┌─ Supplied data

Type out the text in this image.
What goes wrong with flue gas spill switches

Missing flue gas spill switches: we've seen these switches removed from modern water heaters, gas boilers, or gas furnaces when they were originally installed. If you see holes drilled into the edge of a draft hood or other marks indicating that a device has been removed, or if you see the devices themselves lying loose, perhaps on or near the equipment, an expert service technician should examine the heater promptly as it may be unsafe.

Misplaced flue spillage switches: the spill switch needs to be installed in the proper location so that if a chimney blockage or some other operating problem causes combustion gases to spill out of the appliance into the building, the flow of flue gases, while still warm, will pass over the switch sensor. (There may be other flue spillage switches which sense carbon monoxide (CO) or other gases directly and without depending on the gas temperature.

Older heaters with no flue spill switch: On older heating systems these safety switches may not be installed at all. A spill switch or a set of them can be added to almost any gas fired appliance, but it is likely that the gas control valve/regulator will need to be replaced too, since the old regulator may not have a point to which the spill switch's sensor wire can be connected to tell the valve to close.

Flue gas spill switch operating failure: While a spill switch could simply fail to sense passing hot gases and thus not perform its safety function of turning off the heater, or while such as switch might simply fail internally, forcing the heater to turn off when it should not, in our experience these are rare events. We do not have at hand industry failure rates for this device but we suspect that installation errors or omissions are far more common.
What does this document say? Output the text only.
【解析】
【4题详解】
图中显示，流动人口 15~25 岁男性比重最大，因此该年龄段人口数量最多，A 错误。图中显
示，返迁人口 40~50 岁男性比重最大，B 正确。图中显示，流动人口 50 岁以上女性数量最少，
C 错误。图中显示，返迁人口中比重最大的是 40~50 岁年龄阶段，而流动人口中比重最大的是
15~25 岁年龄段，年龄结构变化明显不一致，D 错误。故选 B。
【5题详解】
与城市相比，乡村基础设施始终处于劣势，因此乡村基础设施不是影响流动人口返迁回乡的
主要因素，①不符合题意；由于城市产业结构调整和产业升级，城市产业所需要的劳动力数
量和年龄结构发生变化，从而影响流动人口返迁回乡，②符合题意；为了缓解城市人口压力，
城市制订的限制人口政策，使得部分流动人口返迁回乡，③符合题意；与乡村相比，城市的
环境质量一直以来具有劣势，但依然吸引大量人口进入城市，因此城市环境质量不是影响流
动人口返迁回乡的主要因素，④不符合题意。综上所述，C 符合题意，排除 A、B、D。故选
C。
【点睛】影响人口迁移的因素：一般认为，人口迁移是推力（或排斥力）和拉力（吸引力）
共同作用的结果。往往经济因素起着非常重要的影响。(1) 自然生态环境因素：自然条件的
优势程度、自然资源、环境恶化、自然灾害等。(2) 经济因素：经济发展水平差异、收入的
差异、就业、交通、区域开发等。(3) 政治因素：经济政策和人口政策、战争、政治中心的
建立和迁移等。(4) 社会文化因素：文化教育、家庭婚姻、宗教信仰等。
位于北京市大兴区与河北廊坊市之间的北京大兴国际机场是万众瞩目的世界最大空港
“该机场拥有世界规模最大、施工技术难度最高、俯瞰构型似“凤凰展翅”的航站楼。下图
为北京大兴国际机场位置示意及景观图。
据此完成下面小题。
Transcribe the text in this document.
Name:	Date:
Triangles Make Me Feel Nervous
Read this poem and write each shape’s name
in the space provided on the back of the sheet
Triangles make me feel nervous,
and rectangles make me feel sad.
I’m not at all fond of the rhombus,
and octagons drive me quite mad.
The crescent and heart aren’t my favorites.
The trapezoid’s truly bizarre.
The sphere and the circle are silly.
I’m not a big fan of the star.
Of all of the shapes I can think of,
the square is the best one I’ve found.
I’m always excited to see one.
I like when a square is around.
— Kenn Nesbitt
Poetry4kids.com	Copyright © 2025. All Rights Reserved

└─

Exercise goal. Search the data for "document" and list every line in which it occurs.

Response to this task.
What does this document say? Output the text only.
Transcribe the text in this document.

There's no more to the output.